-- SET TASK --
Transcribe the material from the line with "What elements are" up to and including the line with "plot-area: 01234567870sqm85sqm101sqm116sqm131sqm146… <box>68", reproducing each line exactly.

-- DATASET CONTENT --
►

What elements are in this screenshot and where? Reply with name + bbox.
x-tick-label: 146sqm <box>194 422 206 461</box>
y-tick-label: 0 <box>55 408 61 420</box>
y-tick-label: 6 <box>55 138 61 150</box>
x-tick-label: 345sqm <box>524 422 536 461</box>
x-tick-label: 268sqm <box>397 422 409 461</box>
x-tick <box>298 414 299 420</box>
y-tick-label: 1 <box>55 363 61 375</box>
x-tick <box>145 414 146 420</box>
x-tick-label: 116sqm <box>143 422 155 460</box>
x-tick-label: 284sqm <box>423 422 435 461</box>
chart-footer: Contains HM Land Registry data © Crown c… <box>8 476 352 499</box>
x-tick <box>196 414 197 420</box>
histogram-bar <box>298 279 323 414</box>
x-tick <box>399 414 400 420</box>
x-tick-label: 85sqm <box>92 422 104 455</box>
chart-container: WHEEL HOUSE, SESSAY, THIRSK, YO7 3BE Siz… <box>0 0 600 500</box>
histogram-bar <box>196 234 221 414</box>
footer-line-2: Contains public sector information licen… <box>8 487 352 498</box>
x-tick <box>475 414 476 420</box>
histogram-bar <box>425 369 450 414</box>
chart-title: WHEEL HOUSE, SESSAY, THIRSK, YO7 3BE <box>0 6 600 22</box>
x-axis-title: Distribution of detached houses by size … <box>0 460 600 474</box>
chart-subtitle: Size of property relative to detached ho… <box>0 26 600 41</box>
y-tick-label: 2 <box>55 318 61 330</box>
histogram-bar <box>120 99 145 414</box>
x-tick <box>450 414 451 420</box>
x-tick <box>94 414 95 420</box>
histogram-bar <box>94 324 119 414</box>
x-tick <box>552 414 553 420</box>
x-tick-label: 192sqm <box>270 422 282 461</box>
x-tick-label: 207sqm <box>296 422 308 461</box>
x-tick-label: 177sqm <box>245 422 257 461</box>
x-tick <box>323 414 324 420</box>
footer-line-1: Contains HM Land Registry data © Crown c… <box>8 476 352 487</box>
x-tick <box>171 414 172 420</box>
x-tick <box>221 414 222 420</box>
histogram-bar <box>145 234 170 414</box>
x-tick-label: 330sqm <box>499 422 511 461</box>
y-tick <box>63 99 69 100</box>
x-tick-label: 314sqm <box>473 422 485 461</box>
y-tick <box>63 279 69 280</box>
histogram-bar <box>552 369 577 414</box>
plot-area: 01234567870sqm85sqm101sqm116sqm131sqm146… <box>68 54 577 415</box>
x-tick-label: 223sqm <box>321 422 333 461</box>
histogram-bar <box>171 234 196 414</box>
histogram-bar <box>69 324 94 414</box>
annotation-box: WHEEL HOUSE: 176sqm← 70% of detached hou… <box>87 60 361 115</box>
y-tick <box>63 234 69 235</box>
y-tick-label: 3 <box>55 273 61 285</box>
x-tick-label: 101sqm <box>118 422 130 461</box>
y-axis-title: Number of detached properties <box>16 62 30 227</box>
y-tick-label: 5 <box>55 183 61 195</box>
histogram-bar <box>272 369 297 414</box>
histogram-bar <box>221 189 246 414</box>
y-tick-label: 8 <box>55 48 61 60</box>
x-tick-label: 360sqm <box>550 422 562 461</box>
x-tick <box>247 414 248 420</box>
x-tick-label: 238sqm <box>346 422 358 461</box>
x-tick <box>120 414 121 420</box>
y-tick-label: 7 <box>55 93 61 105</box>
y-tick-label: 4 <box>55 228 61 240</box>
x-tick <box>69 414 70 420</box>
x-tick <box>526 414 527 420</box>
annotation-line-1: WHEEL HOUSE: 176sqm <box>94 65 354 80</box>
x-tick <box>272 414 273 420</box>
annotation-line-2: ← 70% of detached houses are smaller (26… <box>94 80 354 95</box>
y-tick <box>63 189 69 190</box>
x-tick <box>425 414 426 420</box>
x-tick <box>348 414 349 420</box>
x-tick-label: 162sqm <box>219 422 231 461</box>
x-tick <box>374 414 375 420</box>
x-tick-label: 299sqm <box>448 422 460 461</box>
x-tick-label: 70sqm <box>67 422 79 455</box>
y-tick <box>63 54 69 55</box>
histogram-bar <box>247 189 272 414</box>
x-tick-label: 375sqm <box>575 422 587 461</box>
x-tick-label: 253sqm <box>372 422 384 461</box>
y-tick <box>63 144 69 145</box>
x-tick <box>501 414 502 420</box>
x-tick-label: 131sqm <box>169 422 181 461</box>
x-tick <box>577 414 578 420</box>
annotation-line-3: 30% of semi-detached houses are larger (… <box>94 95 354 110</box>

◄
►

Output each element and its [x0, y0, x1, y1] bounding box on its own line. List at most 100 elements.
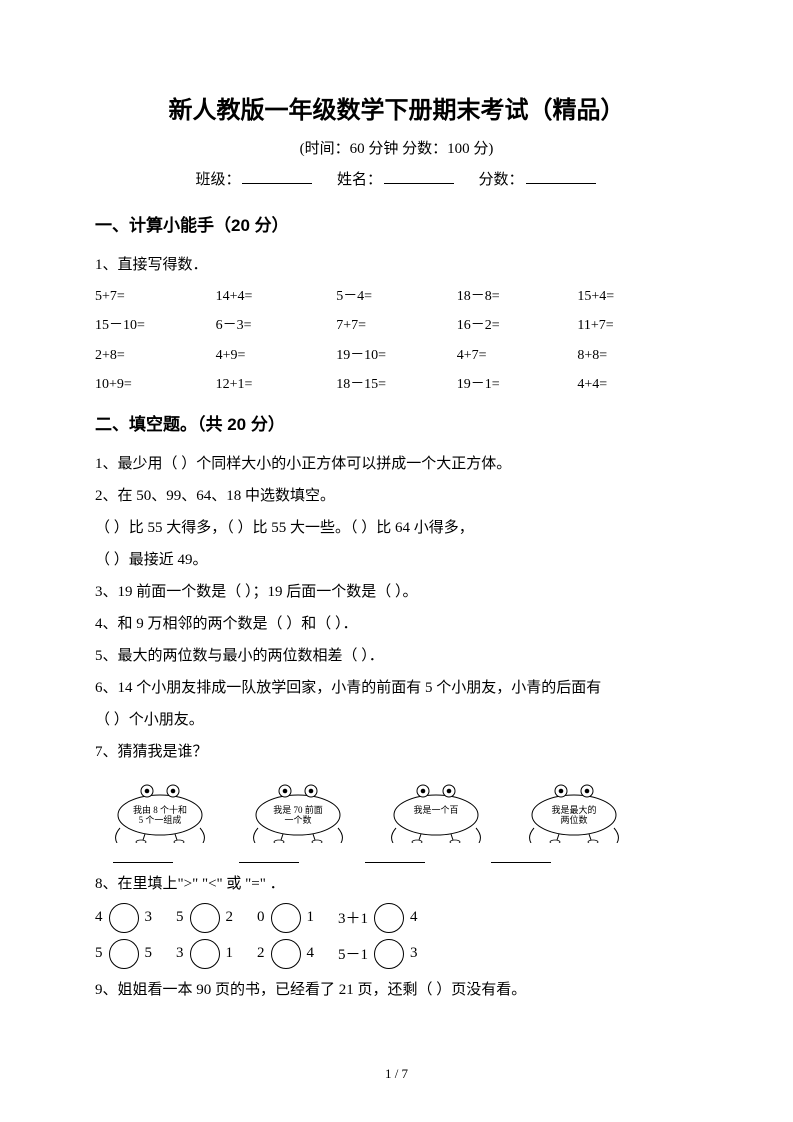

◄
►

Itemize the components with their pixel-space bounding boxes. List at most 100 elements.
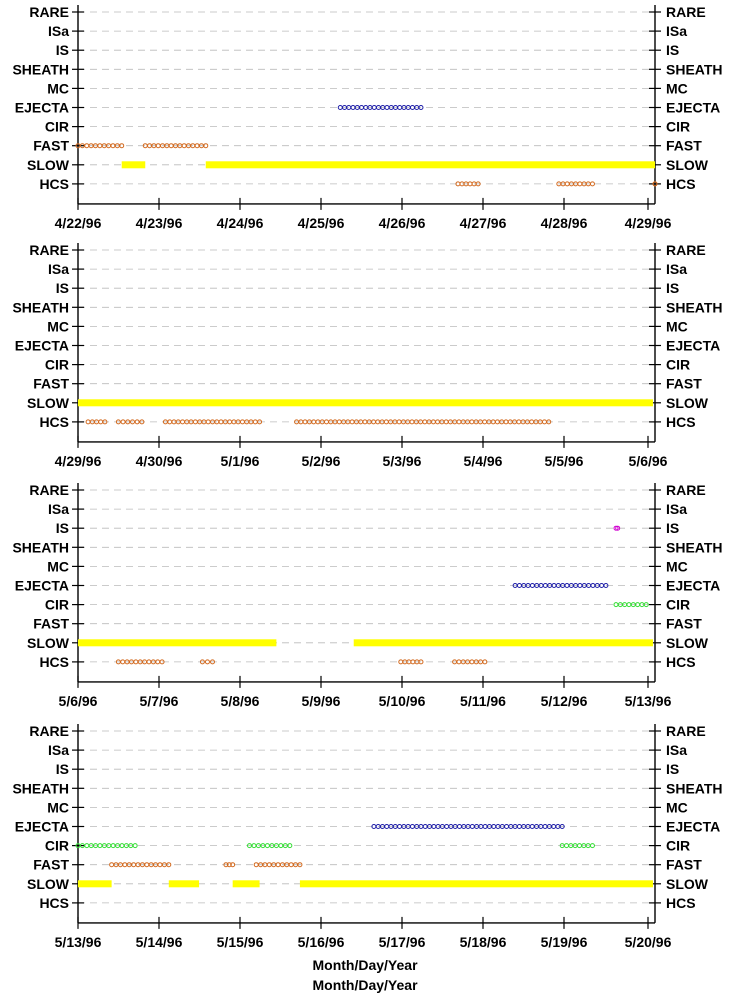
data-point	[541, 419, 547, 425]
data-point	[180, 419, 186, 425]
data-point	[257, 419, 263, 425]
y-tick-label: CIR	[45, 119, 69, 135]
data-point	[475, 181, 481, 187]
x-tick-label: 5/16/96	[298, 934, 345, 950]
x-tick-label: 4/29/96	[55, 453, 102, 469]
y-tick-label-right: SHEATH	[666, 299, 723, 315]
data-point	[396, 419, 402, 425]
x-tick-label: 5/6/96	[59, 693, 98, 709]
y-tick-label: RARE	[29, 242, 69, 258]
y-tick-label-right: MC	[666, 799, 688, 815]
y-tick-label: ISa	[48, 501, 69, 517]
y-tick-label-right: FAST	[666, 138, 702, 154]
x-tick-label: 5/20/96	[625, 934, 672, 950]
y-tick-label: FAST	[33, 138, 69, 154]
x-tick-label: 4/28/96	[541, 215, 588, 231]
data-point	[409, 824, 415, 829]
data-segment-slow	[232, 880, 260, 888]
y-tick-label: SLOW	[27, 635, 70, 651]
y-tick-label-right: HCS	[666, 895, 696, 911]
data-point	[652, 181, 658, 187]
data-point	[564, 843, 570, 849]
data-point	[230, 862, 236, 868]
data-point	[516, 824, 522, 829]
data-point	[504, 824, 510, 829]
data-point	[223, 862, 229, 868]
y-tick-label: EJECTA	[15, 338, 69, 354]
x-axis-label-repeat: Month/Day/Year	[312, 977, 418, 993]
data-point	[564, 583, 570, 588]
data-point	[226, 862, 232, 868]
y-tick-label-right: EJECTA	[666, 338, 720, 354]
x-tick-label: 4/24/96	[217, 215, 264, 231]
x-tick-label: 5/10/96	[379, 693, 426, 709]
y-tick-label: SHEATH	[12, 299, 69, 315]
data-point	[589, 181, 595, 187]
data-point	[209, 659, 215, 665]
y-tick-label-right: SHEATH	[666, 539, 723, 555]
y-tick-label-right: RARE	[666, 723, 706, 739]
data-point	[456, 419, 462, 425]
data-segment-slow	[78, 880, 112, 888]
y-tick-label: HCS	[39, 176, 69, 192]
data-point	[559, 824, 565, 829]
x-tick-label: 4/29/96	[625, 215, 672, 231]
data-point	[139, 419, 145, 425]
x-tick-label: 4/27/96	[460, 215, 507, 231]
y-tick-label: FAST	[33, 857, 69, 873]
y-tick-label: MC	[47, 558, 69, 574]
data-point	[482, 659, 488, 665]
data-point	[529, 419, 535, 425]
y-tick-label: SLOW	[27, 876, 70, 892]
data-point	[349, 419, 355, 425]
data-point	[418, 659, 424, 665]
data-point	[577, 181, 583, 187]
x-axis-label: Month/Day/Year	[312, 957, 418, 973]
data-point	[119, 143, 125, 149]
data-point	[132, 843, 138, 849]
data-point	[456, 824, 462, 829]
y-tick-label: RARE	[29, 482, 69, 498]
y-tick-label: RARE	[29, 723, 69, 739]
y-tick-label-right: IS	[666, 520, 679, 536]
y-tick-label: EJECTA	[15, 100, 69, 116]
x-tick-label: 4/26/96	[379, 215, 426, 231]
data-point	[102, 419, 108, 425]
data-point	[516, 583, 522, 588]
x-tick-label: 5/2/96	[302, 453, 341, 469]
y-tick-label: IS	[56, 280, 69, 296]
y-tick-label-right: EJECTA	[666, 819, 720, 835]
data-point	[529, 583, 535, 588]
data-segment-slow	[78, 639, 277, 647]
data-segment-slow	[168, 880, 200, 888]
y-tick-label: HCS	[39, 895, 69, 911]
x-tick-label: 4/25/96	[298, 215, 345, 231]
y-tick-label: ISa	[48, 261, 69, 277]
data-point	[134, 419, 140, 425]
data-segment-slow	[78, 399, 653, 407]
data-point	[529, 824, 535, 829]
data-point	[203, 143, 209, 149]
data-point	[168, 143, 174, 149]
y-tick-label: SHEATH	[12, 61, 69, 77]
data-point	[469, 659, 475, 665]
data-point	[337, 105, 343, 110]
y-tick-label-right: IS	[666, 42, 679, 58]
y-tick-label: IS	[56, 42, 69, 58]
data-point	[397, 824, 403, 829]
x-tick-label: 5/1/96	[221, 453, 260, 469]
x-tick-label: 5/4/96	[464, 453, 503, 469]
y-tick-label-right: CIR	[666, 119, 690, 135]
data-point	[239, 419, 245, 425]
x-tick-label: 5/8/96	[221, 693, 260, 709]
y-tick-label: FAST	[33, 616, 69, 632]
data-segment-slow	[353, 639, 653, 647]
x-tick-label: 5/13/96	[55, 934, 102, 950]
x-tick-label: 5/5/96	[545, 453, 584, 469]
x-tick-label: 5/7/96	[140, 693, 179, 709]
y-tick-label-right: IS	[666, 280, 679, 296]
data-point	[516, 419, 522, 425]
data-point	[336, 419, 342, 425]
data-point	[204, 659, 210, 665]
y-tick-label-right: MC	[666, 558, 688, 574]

◄

-- THE COMPLETED TASK --
What elements are in this screenshot and where? Reply with name + bbox.
x-tick-label: 146sqm <box>194 422 206 461</box>
y-tick-label: 0 <box>55 408 61 420</box>
y-tick-label: 6 <box>55 138 61 150</box>
x-tick-label: 345sqm <box>524 422 536 461</box>
x-tick-label: 268sqm <box>397 422 409 461</box>
x-tick <box>298 414 299 420</box>
y-tick-label: 1 <box>55 363 61 375</box>
x-tick <box>145 414 146 420</box>
x-tick-label: 116sqm <box>143 422 155 460</box>
x-tick-label: 284sqm <box>423 422 435 461</box>
chart-footer: Contains HM Land Registry data © Crown c… <box>8 476 352 499</box>
x-tick <box>196 414 197 420</box>
histogram-bar <box>298 279 323 414</box>
x-tick <box>399 414 400 420</box>
x-tick-label: 85sqm <box>92 422 104 455</box>
chart-container: WHEEL HOUSE, SESSAY, THIRSK, YO7 3BE Siz… <box>0 0 600 500</box>
histogram-bar <box>196 234 221 414</box>
footer-line-2: Contains public sector information licen… <box>8 487 352 498</box>
x-tick <box>475 414 476 420</box>
histogram-bar <box>425 369 450 414</box>
chart-title: WHEEL HOUSE, SESSAY, THIRSK, YO7 3BE <box>0 6 600 22</box>
x-axis-title: Distribution of detached houses by size … <box>0 460 600 474</box>
chart-subtitle: Size of property relative to detached ho… <box>0 26 600 41</box>
y-tick-label: 2 <box>55 318 61 330</box>
histogram-bar <box>120 99 145 414</box>
x-tick <box>450 414 451 420</box>
x-tick <box>94 414 95 420</box>
histogram-bar <box>94 324 119 414</box>
x-tick <box>552 414 553 420</box>
x-tick-label: 192sqm <box>270 422 282 461</box>
x-tick-label: 207sqm <box>296 422 308 461</box>
x-tick-label: 177sqm <box>245 422 257 461</box>
x-tick <box>323 414 324 420</box>
footer-line-1: Contains HM Land Registry data © Crown c… <box>8 476 352 487</box>
x-tick <box>171 414 172 420</box>
x-tick <box>221 414 222 420</box>
histogram-bar <box>145 234 170 414</box>
x-tick-label: 330sqm <box>499 422 511 461</box>
y-tick <box>63 99 69 100</box>
x-tick-label: 314sqm <box>473 422 485 461</box>
y-tick <box>63 279 69 280</box>
histogram-bar <box>552 369 577 414</box>
plot-area: 01234567870sqm85sqm101sqm116sqm131sqm146… <box>68 54 577 415</box>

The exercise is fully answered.